### Brief
Keep the images out and copy every entry below exactly.

### Dataset content
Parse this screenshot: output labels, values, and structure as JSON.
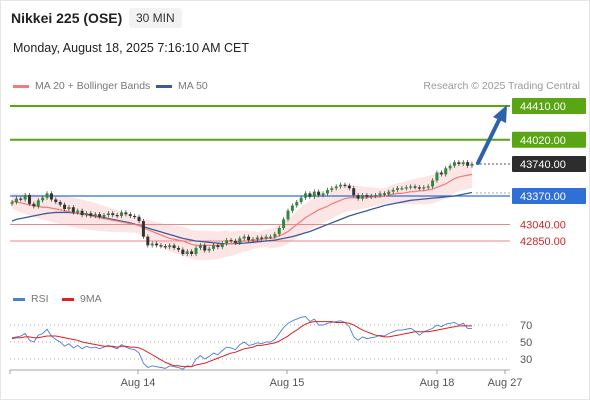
{
  "header": {
    "instrument": "Nikkei 225 (OSE)",
    "timeframe": "30 MIN",
    "timestamp": "Monday, August 18, 2025 7:16:10 AM CET"
  },
  "legend": {
    "ma20": "MA 20 + Bollinger Bands",
    "ma50": "MA 50",
    "rsi": "RSI",
    "rsi_ma": "9MA"
  },
  "credit": "Research © 2025 Trading Central",
  "colors": {
    "ma20": "#ef7b7b",
    "bollinger_fill": "#fbe0e0",
    "ma50": "#3a5a9c",
    "target": "#5aa514",
    "pivot": "#2f6fd6",
    "support": "#d42424",
    "last": "#2d2d2d",
    "candle": "#2e8b3a"
  },
  "chart_data": [
    {
      "type": "candlestick",
      "x_labels": [
        "Aug 14",
        "Aug 15",
        "Aug 18",
        "Aug 27"
      ],
      "levels": [
        {
          "value": 44410.0,
          "label": "44410.00",
          "kind": "target"
        },
        {
          "value": 44020.0,
          "label": "44020.00",
          "kind": "target"
        },
        {
          "value": 43740.0,
          "label": "43740.00",
          "kind": "last"
        },
        {
          "value": 43370.0,
          "label": "43370.00",
          "kind": "pivot"
        },
        {
          "value": 43040.0,
          "label": "43040.00",
          "kind": "support"
        },
        {
          "value": 42850.0,
          "label": "42850.00",
          "kind": "support"
        }
      ],
      "close": [
        43300,
        43340,
        43330,
        43380,
        43280,
        43250,
        43320,
        43350,
        43400,
        43330,
        43300,
        43270,
        43220,
        43240,
        43180,
        43200,
        43150,
        43170,
        43140,
        43160,
        43130,
        43150,
        43170,
        43150,
        43140,
        43180,
        43160,
        43140,
        43130,
        43080,
        42900,
        42800,
        42820,
        42800,
        42790,
        42780,
        42800,
        42770,
        42750,
        42700,
        42730,
        42700,
        42770,
        42800,
        42740,
        42760,
        42800,
        42780,
        42820,
        42860,
        42850,
        42830,
        42880,
        42900,
        42860,
        42870,
        42890,
        42880,
        42900,
        42900,
        42930,
        43000,
        43100,
        43200,
        43260,
        43300,
        43350,
        43400,
        43360,
        43420,
        43380,
        43400,
        43440,
        43460,
        43480,
        43500,
        43490,
        43460,
        43380,
        43340,
        43380,
        43360,
        43370,
        43380,
        43400,
        43390,
        43420,
        43440,
        43460,
        43460,
        43470,
        43480,
        43470,
        43460,
        43470,
        43480,
        43550,
        43640,
        43620,
        43690,
        43720,
        43760,
        43740,
        43760,
        43720,
        43740
      ],
      "ma20": [
        43310,
        43300,
        43290,
        43280,
        43270,
        43260,
        43250,
        43240,
        43240,
        43230,
        43220,
        43210,
        43200,
        43190,
        43180,
        43170,
        43160,
        43150,
        43140,
        43130,
        43120,
        43110,
        43100,
        43090,
        43080,
        43070,
        43060,
        43050,
        43040,
        43030,
        43000,
        42980,
        42960,
        42940,
        42920,
        42900,
        42880,
        42870,
        42860,
        42850,
        42830,
        42810,
        42800,
        42800,
        42800,
        42800,
        42800,
        42800,
        42810,
        42820,
        42820,
        42830,
        42840,
        42850,
        42850,
        42860,
        42860,
        42870,
        42880,
        42880,
        42890,
        42910,
        42930,
        42960,
        43000,
        43040,
        43080,
        43120,
        43150,
        43180,
        43210,
        43230,
        43250,
        43280,
        43300,
        43320,
        43340,
        43350,
        43350,
        43350,
        43350,
        43350,
        43360,
        43360,
        43360,
        43370,
        43380,
        43390,
        43400,
        43400,
        43410,
        43420,
        43420,
        43430,
        43430,
        43440,
        43450,
        43470,
        43490,
        43510,
        43540,
        43570,
        43590,
        43600,
        43610,
        43620
      ],
      "ma50": [
        43080,
        43100,
        43110,
        43120,
        43130,
        43140,
        43150,
        43160,
        43170,
        43175,
        43180,
        43180,
        43180,
        43180,
        43175,
        43170,
        43165,
        43160,
        43150,
        43140,
        43130,
        43120,
        43110,
        43100,
        43090,
        43080,
        43070,
        43060,
        43045,
        43030,
        43015,
        43000,
        42985,
        42970,
        42955,
        42940,
        42925,
        42910,
        42895,
        42880,
        42870,
        42860,
        42850,
        42845,
        42840,
        42835,
        42830,
        42825,
        42820,
        42820,
        42820,
        42820,
        42822,
        42825,
        42830,
        42835,
        42840,
        42845,
        42850,
        42855,
        42860,
        42870,
        42880,
        42890,
        42900,
        42915,
        42930,
        42945,
        42960,
        42980,
        43000,
        43020,
        43040,
        43060,
        43080,
        43100,
        43120,
        43140,
        43155,
        43170,
        43185,
        43200,
        43215,
        43230,
        43245,
        43260,
        43270,
        43280,
        43290,
        43300,
        43310,
        43320,
        43325,
        43330,
        43335,
        43340,
        43345,
        43350,
        43355,
        43360,
        43365,
        43370,
        43380,
        43390,
        43400,
        43410
      ],
      "rsi": [
        55,
        56,
        57,
        60,
        52,
        50,
        58,
        60,
        65,
        57,
        53,
        50,
        45,
        48,
        43,
        46,
        42,
        45,
        43,
        44,
        42,
        44,
        46,
        44,
        42,
        47,
        44,
        42,
        41,
        37,
        25,
        20,
        22,
        21,
        20,
        19,
        22,
        21,
        20,
        18,
        22,
        21,
        30,
        34,
        30,
        33,
        37,
        35,
        40,
        44,
        43,
        41,
        47,
        50,
        46,
        47,
        49,
        48,
        50,
        50,
        53,
        60,
        67,
        72,
        75,
        77,
        79,
        80,
        74,
        77,
        70,
        70,
        72,
        73,
        74,
        75,
        73,
        68,
        56,
        52,
        56,
        54,
        55,
        56,
        58,
        57,
        60,
        62,
        64,
        64,
        65,
        66,
        63,
        58,
        62,
        64,
        66,
        70,
        68,
        71,
        72,
        73,
        70,
        72,
        66,
        66
      ],
      "rsi_ma": [
        54,
        55,
        55,
        56,
        56,
        55,
        55,
        56,
        57,
        57,
        57,
        56,
        55,
        54,
        53,
        52,
        50,
        49,
        48,
        47,
        46,
        45,
        45,
        45,
        44,
        45,
        45,
        44,
        44,
        43,
        41,
        38,
        35,
        32,
        29,
        26,
        24,
        22,
        22,
        21,
        21,
        21,
        23,
        24,
        25,
        27,
        29,
        31,
        33,
        35,
        37,
        38,
        40,
        42,
        43,
        44,
        46,
        46,
        47,
        48,
        49,
        51,
        54,
        57,
        61,
        64,
        68,
        71,
        73,
        74,
        74,
        74,
        74,
        74,
        73,
        73,
        73,
        72,
        70,
        67,
        64,
        62,
        60,
        58,
        57,
        56,
        56,
        57,
        58,
        59,
        60,
        61,
        62,
        62,
        62,
        62,
        63,
        64,
        65,
        66,
        67,
        68,
        69,
        69,
        69,
        69
      ],
      "rsi_ticks": [
        "70",
        "50",
        "30"
      ]
    }
  ]
}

### Answer
Parse this screenshot: output labels, values, and structure as JSON.
{
  "header": {
    "instrument": "Nikkei 225 (OSE)",
    "timeframe": "30 MIN",
    "timestamp": "Monday, August 18, 2025 7:16:10 AM CET"
  },
  "legend": {
    "ma20": "MA 20 + Bollinger Bands",
    "ma50": "MA 50",
    "rsi": "RSI",
    "rsi_ma": "9MA"
  },
  "credit": "Research © 2025 Trading Central",
  "colors": {
    "ma20": "#ef7b7b",
    "bollinger_fill": "#fbe0e0",
    "ma50": "#3a5a9c",
    "target": "#5aa514",
    "pivot": "#2f6fd6",
    "support": "#d42424",
    "last": "#2d2d2d",
    "candle": "#2e8b3a"
  },
  "chart_data": [
    {
      "type": "candlestick",
      "x_labels": [
        "Aug 14",
        "Aug 15",
        "Aug 18",
        "Aug 27"
      ],
      "levels": [
        {
          "value": 44410.0,
          "label": "44410.00",
          "kind": "target"
        },
        {
          "value": 44020.0,
          "label": "44020.00",
          "kind": "target"
        },
        {
          "value": 43740.0,
          "label": "43740.00",
          "kind": "last"
        },
        {
          "value": 43370.0,
          "label": "43370.00",
          "kind": "pivot"
        },
        {
          "value": 43040.0,
          "label": "43040.00",
          "kind": "support"
        },
        {
          "value": 42850.0,
          "label": "42850.00",
          "kind": "support"
        }
      ],
      "close": [
        43300,
        43340,
        43330,
        43380,
        43280,
        43250,
        43320,
        43350,
        43400,
        43330,
        43300,
        43270,
        43220,
        43240,
        43180,
        43200,
        43150,
        43170,
        43140,
        43160,
        43130,
        43150,
        43170,
        43150,
        43140,
        43180,
        43160,
        43140,
        43130,
        43080,
        42900,
        42800,
        42820,
        42800,
        42790,
        42780,
        42800,
        42770,
        42750,
        42700,
        42730,
        42700,
        42770,
        42800,
        42740,
        42760,
        42800,
        42780,
        42820,
        42860,
        42850,
        42830,
        42880,
        42900,
        42860,
        42870,
        42890,
        42880,
        42900,
        42900,
        42930,
        43000,
        43100,
        43200,
        43260,
        43300,
        43350,
        43400,
        43360,
        43420,
        43380,
        43400,
        43440,
        43460,
        43480,
        43500,
        43490,
        43460,
        43380,
        43340,
        43380,
        43360,
        43370,
        43380,
        43400,
        43390,
        43420,
        43440,
        43460,
        43460,
        43470,
        43480,
        43470,
        43460,
        43470,
        43480,
        43550,
        43640,
        43620,
        43690,
        43720,
        43760,
        43740,
        43760,
        43720,
        43740
      ],
      "ma20": [
        43310,
        43300,
        43290,
        43280,
        43270,
        43260,
        43250,
        43240,
        43240,
        43230,
        43220,
        43210,
        43200,
        43190,
        43180,
        43170,
        43160,
        43150,
        43140,
        43130,
        43120,
        43110,
        43100,
        43090,
        43080,
        43070,
        43060,
        43050,
        43040,
        43030,
        43000,
        42980,
        42960,
        42940,
        42920,
        42900,
        42880,
        42870,
        42860,
        42850,
        42830,
        42810,
        42800,
        42800,
        42800,
        42800,
        42800,
        42800,
        42810,
        42820,
        42820,
        42830,
        42840,
        42850,
        42850,
        42860,
        42860,
        42870,
        42880,
        42880,
        42890,
        42910,
        42930,
        42960,
        43000,
        43040,
        43080,
        43120,
        43150,
        43180,
        43210,
        43230,
        43250,
        43280,
        43300,
        43320,
        43340,
        43350,
        43350,
        43350,
        43350,
        43350,
        43360,
        43360,
        43360,
        43370,
        43380,
        43390,
        43400,
        43400,
        43410,
        43420,
        43420,
        43430,
        43430,
        43440,
        43450,
        43470,
        43490,
        43510,
        43540,
        43570,
        43590,
        43600,
        43610,
        43620
      ],
      "ma50": [
        43080,
        43100,
        43110,
        43120,
        43130,
        43140,
        43150,
        43160,
        43170,
        43175,
        43180,
        43180,
        43180,
        43180,
        43175,
        43170,
        43165,
        43160,
        43150,
        43140,
        43130,
        43120,
        43110,
        43100,
        43090,
        43080,
        43070,
        43060,
        43045,
        43030,
        43015,
        43000,
        42985,
        42970,
        42955,
        42940,
        42925,
        42910,
        42895,
        42880,
        42870,
        42860,
        42850,
        42845,
        42840,
        42835,
        42830,
        42825,
        42820,
        42820,
        42820,
        42820,
        42822,
        42825,
        42830,
        42835,
        42840,
        42845,
        42850,
        42855,
        42860,
        42870,
        42880,
        42890,
        42900,
        42915,
        42930,
        42945,
        42960,
        42980,
        43000,
        43020,
        43040,
        43060,
        43080,
        43100,
        43120,
        43140,
        43155,
        43170,
        43185,
        43200,
        43215,
        43230,
        43245,
        43260,
        43270,
        43280,
        43290,
        43300,
        43310,
        43320,
        43325,
        43330,
        43335,
        43340,
        43345,
        43350,
        43355,
        43360,
        43365,
        43370,
        43380,
        43390,
        43400,
        43410
      ],
      "rsi": [
        55,
        56,
        57,
        60,
        52,
        50,
        58,
        60,
        65,
        57,
        53,
        50,
        45,
        48,
        43,
        46,
        42,
        45,
        43,
        44,
        42,
        44,
        46,
        44,
        42,
        47,
        44,
        42,
        41,
        37,
        25,
        20,
        22,
        21,
        20,
        19,
        22,
        21,
        20,
        18,
        22,
        21,
        30,
        34,
        30,
        33,
        37,
        35,
        40,
        44,
        43,
        41,
        47,
        50,
        46,
        47,
        49,
        48,
        50,
        50,
        53,
        60,
        67,
        72,
        75,
        77,
        79,
        80,
        74,
        77,
        70,
        70,
        72,
        73,
        74,
        75,
        73,
        68,
        56,
        52,
        56,
        54,
        55,
        56,
        58,
        57,
        60,
        62,
        64,
        64,
        65,
        66,
        63,
        58,
        62,
        64,
        66,
        70,
        68,
        71,
        72,
        73,
        70,
        72,
        66,
        66
      ],
      "rsi_ma": [
        54,
        55,
        55,
        56,
        56,
        55,
        55,
        56,
        57,
        57,
        57,
        56,
        55,
        54,
        53,
        52,
        50,
        49,
        48,
        47,
        46,
        45,
        45,
        45,
        44,
        45,
        45,
        44,
        44,
        43,
        41,
        38,
        35,
        32,
        29,
        26,
        24,
        22,
        22,
        21,
        21,
        21,
        23,
        24,
        25,
        27,
        29,
        31,
        33,
        35,
        37,
        38,
        40,
        42,
        43,
        44,
        46,
        46,
        47,
        48,
        49,
        51,
        54,
        57,
        61,
        64,
        68,
        71,
        73,
        74,
        74,
        74,
        74,
        74,
        73,
        73,
        73,
        72,
        70,
        67,
        64,
        62,
        60,
        58,
        57,
        56,
        56,
        57,
        58,
        59,
        60,
        61,
        62,
        62,
        62,
        62,
        63,
        64,
        65,
        66,
        67,
        68,
        69,
        69,
        69,
        69
      ],
      "rsi_ticks": [
        "70",
        "50",
        "30"
      ]
    }
  ]
}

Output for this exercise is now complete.